— Task details —
Quote all entries in full, exactly.

— Provided entries —
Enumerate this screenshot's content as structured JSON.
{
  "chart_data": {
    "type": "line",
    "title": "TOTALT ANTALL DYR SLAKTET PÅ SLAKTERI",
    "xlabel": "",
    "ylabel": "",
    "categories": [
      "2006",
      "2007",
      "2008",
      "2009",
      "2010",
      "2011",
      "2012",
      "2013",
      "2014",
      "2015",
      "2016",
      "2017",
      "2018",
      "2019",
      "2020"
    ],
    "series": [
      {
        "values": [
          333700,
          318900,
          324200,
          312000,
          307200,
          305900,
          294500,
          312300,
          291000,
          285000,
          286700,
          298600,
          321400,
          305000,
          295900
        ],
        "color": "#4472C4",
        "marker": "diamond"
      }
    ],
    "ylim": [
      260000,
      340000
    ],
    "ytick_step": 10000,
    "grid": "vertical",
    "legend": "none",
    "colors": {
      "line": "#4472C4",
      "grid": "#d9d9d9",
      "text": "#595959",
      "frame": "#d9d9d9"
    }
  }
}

— Response —
Enumerate this screenshot's content as structured JSON.
{
  "chart_data": {
    "type": "line",
    "title": "TOTALT ANTALL DYR SLAKTET PÅ SLAKTERI",
    "xlabel": "",
    "ylabel": "",
    "categories": [
      "2006",
      "2007",
      "2008",
      "2009",
      "2010",
      "2011",
      "2012",
      "2013",
      "2014",
      "2015",
      "2016",
      "2017",
      "2018",
      "2019",
      "2020"
    ],
    "series": [
      {
        "values": [
          333700,
          318900,
          324200,
          312000,
          307200,
          305900,
          294500,
          312300,
          291000,
          285000,
          286700,
          298600,
          321400,
          305000,
          295900
        ],
        "color": "#4472C4",
        "marker": "diamond"
      }
    ],
    "ylim": [
      260000,
      340000
    ],
    "ytick_step": 10000,
    "grid": "vertical",
    "legend": "none",
    "colors": {
      "line": "#4472C4",
      "grid": "#d9d9d9",
      "text": "#595959",
      "frame": "#d9d9d9"
    }
  }
}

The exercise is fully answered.